(Entries from a visual dataset)
▼

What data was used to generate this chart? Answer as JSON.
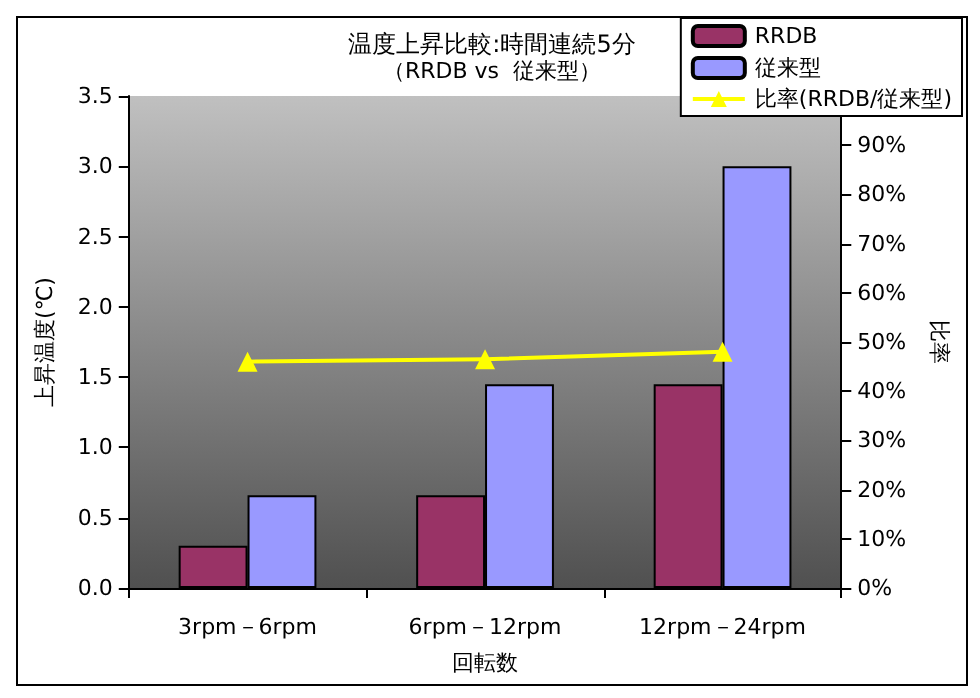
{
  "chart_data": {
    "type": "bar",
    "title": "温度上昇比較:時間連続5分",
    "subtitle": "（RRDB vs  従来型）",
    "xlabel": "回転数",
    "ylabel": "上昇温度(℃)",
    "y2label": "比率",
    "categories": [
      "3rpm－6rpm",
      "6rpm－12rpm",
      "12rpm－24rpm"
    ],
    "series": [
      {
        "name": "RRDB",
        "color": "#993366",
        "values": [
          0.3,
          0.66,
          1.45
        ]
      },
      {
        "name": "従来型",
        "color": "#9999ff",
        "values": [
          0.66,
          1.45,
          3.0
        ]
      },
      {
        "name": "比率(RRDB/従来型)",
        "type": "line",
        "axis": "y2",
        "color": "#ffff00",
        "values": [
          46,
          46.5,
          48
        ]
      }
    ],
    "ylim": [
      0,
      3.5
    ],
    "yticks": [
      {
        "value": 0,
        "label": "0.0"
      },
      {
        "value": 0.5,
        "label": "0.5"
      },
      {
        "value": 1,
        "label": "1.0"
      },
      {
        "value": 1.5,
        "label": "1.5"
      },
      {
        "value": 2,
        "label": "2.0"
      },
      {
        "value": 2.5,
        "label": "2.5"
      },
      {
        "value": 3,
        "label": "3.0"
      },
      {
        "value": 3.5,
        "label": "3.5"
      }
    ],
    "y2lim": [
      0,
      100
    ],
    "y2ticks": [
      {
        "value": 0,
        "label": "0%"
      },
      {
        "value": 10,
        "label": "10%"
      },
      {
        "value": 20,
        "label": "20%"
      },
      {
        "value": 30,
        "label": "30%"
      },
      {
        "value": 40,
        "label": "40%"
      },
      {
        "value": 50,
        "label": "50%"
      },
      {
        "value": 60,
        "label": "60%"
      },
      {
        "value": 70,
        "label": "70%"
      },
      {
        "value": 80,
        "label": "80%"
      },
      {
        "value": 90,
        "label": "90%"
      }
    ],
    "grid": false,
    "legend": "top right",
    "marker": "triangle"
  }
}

▲

Written request
Print the entries above exactly, taking out only the pictures.

Solution to this task
What data was used to generate this chart? Answer as JSON.
{
  "chart_data": {
    "type": "bar",
    "title": "温度上昇比較:時間連続5分",
    "subtitle": "（RRDB vs  従来型）",
    "xlabel": "回転数",
    "ylabel": "上昇温度(℃)",
    "y2label": "比率",
    "categories": [
      "3rpm－6rpm",
      "6rpm－12rpm",
      "12rpm－24rpm"
    ],
    "series": [
      {
        "name": "RRDB",
        "color": "#993366",
        "values": [
          0.3,
          0.66,
          1.45
        ]
      },
      {
        "name": "従来型",
        "color": "#9999ff",
        "values": [
          0.66,
          1.45,
          3.0
        ]
      },
      {
        "name": "比率(RRDB/従来型)",
        "type": "line",
        "axis": "y2",
        "color": "#ffff00",
        "values": [
          46,
          46.5,
          48
        ]
      }
    ],
    "ylim": [
      0,
      3.5
    ],
    "yticks": [
      {
        "value": 0,
        "label": "0.0"
      },
      {
        "value": 0.5,
        "label": "0.5"
      },
      {
        "value": 1,
        "label": "1.0"
      },
      {
        "value": 1.5,
        "label": "1.5"
      },
      {
        "value": 2,
        "label": "2.0"
      },
      {
        "value": 2.5,
        "label": "2.5"
      },
      {
        "value": 3,
        "label": "3.0"
      },
      {
        "value": 3.5,
        "label": "3.5"
      }
    ],
    "y2lim": [
      0,
      100
    ],
    "y2ticks": [
      {
        "value": 0,
        "label": "0%"
      },
      {
        "value": 10,
        "label": "10%"
      },
      {
        "value": 20,
        "label": "20%"
      },
      {
        "value": 30,
        "label": "30%"
      },
      {
        "value": 40,
        "label": "40%"
      },
      {
        "value": 50,
        "label": "50%"
      },
      {
        "value": 60,
        "label": "60%"
      },
      {
        "value": 70,
        "label": "70%"
      },
      {
        "value": 80,
        "label": "80%"
      },
      {
        "value": 90,
        "label": "90%"
      }
    ],
    "grid": false,
    "legend": "top right",
    "marker": "triangle"
  }
}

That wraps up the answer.